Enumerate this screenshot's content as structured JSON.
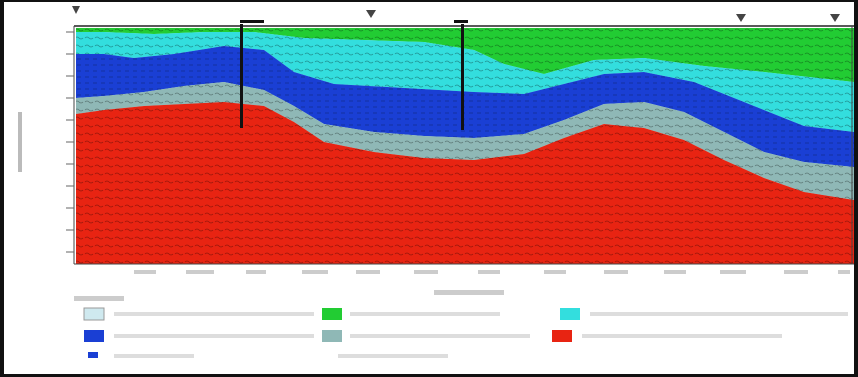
{
  "colors": {
    "top_soil": "#22cc33",
    "cyan_layer": "#33dede",
    "blue_layer": "#1a3fd4",
    "grey_layer": "#8fb8b6",
    "bedrock": "#e82412",
    "frame_bg": "#111111"
  },
  "legend": {
    "title": "",
    "items": [
      {
        "name": "legend-item-pale",
        "label": "",
        "color": "#cfe9ef"
      },
      {
        "name": "legend-item-green",
        "label": "",
        "color": "#22cc33"
      },
      {
        "name": "legend-item-cyan",
        "label": "",
        "color": "#33dede"
      },
      {
        "name": "legend-item-blue",
        "label": "",
        "color": "#1a3fd4"
      },
      {
        "name": "legend-item-grey",
        "label": "",
        "color": "#8fb8b6"
      },
      {
        "name": "legend-item-red",
        "label": "",
        "color": "#e82412"
      },
      {
        "name": "legend-item-line",
        "label": "",
        "color": "#1a3fd4"
      }
    ]
  },
  "axis": {
    "x_title": "",
    "y_title": ""
  },
  "boreholes": [
    {
      "name": "borehole-1"
    },
    {
      "name": "borehole-2"
    }
  ],
  "markers": [
    {
      "name": "surface-marker-1"
    },
    {
      "name": "surface-marker-2"
    },
    {
      "name": "surface-marker-3"
    },
    {
      "name": "surface-marker-4"
    }
  ]
}
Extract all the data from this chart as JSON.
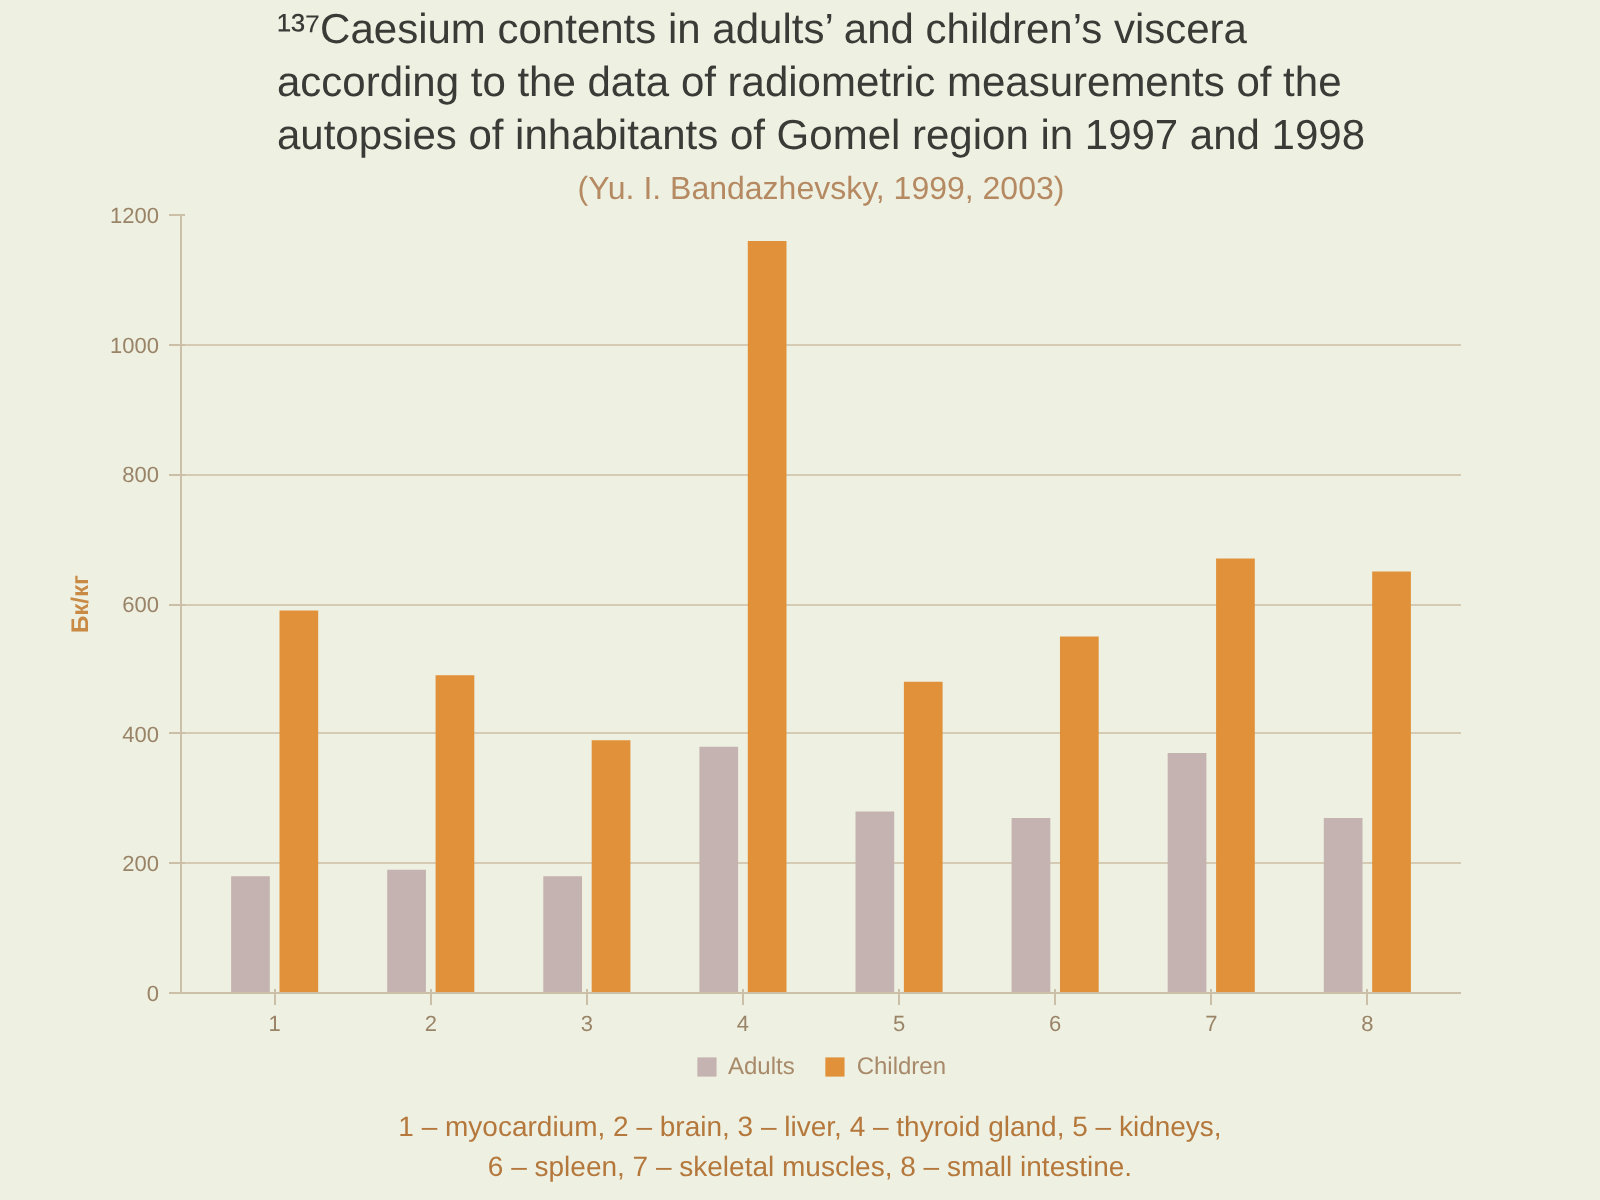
{
  "chart_data": {
    "type": "bar",
    "title": "¹³⁷Caesium contents in adults’ and children’s viscera according to the data of radiometric measurements of the autopsies of inhabitants of Gomel region in 1997 and 1998",
    "subtitle": "(Yu. I. Bandazhevsky, 1999, 2003)",
    "ylabel": "Бк/кг",
    "categories": [
      "1",
      "2",
      "3",
      "4",
      "5",
      "6",
      "7",
      "8"
    ],
    "series": [
      {
        "name": "Adults",
        "color": "#c4b3b0",
        "values": [
          180,
          190,
          180,
          380,
          280,
          270,
          370,
          270
        ]
      },
      {
        "name": "Children",
        "color": "#e0913a",
        "values": [
          590,
          490,
          390,
          1160,
          480,
          550,
          670,
          650
        ]
      }
    ],
    "ylim": [
      0,
      1200
    ],
    "yticks": [
      0,
      200,
      400,
      600,
      800,
      1000,
      1200
    ],
    "grid": "y",
    "legend": "bottom",
    "annotations": [
      "1 – myocardium, 2 – brain, 3 – liver, 4 – thyroid gland, 5 – kidneys, 6 – spleen, 7 – skeletal muscles, 8 – small intestine."
    ]
  }
}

Work required -
Except for the pictures, reproduce every line exactly.

Problem solution -
Enumerate this screenshot's content as structured JSON.
{
  "colors": {
    "top_soil": "#22cc33",
    "cyan_layer": "#33dede",
    "blue_layer": "#1a3fd4",
    "grey_layer": "#8fb8b6",
    "bedrock": "#e82412",
    "frame_bg": "#111111"
  },
  "legend": {
    "title": "",
    "items": [
      {
        "name": "legend-item-pale",
        "label": "",
        "color": "#cfe9ef"
      },
      {
        "name": "legend-item-green",
        "label": "",
        "color": "#22cc33"
      },
      {
        "name": "legend-item-cyan",
        "label": "",
        "color": "#33dede"
      },
      {
        "name": "legend-item-blue",
        "label": "",
        "color": "#1a3fd4"
      },
      {
        "name": "legend-item-grey",
        "label": "",
        "color": "#8fb8b6"
      },
      {
        "name": "legend-item-red",
        "label": "",
        "color": "#e82412"
      },
      {
        "name": "legend-item-line",
        "label": "",
        "color": "#1a3fd4"
      }
    ]
  },
  "axis": {
    "x_title": "",
    "y_title": ""
  },
  "boreholes": [
    {
      "name": "borehole-1"
    },
    {
      "name": "borehole-2"
    }
  ],
  "markers": [
    {
      "name": "surface-marker-1"
    },
    {
      "name": "surface-marker-2"
    },
    {
      "name": "surface-marker-3"
    },
    {
      "name": "surface-marker-4"
    }
  ]
}
Extract all the data from this chart as JSON.
{
  "chart_data": {
    "type": "bar",
    "title": "¹³⁷Caesium contents in adults’ and children’s viscera according to the data of radiometric measurements of the autopsies of inhabitants of Gomel region in 1997 and 1998",
    "subtitle": "(Yu. I. Bandazhevsky, 1999, 2003)",
    "ylabel": "Бк/кг",
    "categories": [
      "1",
      "2",
      "3",
      "4",
      "5",
      "6",
      "7",
      "8"
    ],
    "series": [
      {
        "name": "Adults",
        "color": "#c4b3b0",
        "values": [
          180,
          190,
          180,
          380,
          280,
          270,
          370,
          270
        ]
      },
      {
        "name": "Children",
        "color": "#e0913a",
        "values": [
          590,
          490,
          390,
          1160,
          480,
          550,
          670,
          650
        ]
      }
    ],
    "ylim": [
      0,
      1200
    ],
    "yticks": [
      0,
      200,
      400,
      600,
      800,
      1000,
      1200
    ],
    "grid": "y",
    "legend": "bottom",
    "annotations": [
      "1 – myocardium, 2 – brain, 3 – liver, 4 – thyroid gland, 5 – kidneys, 6 – spleen, 7 – skeletal muscles, 8 – small intestine."
    ]
  }
}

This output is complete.